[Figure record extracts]
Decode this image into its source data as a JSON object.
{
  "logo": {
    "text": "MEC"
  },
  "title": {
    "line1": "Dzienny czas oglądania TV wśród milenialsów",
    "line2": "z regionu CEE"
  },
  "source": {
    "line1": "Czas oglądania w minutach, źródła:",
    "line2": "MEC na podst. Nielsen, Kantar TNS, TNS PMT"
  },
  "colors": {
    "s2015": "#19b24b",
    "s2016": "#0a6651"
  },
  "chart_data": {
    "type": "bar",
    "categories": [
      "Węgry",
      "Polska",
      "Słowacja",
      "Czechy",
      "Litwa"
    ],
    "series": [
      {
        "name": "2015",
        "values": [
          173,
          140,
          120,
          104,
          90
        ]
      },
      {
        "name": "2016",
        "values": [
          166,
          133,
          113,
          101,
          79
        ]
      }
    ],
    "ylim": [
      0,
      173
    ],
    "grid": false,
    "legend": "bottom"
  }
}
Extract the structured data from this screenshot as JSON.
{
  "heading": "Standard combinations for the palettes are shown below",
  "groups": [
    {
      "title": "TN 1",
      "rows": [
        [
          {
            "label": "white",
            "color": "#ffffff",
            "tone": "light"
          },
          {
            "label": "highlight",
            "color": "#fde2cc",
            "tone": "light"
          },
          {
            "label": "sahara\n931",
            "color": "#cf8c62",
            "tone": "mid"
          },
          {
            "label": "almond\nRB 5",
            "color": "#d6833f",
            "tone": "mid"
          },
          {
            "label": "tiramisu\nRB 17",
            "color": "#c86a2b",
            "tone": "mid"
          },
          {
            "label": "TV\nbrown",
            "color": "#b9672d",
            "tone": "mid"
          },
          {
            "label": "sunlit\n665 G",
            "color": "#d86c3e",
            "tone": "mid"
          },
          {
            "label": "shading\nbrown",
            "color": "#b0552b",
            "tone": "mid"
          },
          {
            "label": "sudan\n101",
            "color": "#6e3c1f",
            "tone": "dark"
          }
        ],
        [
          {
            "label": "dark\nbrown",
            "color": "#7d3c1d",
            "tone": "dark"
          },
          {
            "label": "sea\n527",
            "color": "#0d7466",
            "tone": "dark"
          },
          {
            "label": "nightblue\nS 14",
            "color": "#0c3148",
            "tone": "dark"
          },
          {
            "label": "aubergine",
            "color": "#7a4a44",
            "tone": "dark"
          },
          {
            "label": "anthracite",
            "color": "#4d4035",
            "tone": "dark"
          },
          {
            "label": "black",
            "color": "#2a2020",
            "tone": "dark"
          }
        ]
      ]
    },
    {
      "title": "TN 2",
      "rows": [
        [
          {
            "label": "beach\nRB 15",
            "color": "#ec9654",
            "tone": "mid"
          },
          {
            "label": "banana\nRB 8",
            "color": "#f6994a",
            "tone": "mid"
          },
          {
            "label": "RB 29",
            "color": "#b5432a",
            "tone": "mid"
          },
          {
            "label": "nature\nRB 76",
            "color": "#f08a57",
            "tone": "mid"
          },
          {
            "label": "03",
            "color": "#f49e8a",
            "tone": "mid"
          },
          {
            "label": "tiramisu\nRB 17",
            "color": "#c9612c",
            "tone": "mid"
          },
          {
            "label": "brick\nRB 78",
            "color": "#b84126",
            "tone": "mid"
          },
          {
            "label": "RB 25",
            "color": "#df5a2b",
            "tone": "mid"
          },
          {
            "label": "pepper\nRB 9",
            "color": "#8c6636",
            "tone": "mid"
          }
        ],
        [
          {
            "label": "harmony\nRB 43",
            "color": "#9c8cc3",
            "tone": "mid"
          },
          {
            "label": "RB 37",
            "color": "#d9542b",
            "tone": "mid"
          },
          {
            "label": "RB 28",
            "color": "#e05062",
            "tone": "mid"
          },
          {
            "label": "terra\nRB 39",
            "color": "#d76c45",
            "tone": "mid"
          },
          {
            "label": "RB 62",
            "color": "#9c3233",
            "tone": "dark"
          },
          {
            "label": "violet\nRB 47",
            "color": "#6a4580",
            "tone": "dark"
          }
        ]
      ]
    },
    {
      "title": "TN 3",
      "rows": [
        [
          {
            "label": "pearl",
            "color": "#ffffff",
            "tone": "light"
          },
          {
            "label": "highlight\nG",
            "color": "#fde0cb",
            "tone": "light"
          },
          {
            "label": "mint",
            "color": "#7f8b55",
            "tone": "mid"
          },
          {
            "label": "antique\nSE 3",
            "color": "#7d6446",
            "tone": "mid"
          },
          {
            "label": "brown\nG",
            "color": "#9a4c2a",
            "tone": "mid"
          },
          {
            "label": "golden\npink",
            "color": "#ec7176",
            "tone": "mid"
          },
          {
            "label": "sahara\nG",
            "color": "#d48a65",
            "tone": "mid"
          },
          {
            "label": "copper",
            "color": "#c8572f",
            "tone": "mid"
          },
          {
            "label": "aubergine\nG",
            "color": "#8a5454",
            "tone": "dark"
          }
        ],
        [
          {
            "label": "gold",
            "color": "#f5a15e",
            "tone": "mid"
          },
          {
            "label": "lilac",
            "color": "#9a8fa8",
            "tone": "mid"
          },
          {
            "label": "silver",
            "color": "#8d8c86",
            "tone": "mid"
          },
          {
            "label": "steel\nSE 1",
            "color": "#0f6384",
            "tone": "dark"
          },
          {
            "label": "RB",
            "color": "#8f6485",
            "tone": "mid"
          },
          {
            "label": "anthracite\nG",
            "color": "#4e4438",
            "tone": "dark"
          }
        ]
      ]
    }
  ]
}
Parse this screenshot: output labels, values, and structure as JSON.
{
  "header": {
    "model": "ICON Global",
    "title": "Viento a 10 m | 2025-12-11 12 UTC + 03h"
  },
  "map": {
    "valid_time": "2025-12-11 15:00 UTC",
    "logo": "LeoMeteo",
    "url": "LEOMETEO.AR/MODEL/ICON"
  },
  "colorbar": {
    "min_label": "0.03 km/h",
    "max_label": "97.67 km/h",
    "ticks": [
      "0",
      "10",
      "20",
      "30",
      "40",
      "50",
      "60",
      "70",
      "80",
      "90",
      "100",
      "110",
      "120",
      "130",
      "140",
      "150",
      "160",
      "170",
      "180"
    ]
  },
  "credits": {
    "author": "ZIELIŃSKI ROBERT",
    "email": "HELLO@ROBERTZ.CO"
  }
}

## EXERCISE DETAILS
From the listing above, pick out each line where the word "highlight" appears.

## RESPONSE
            "label": "highlight",
            "label": "highlight\nG",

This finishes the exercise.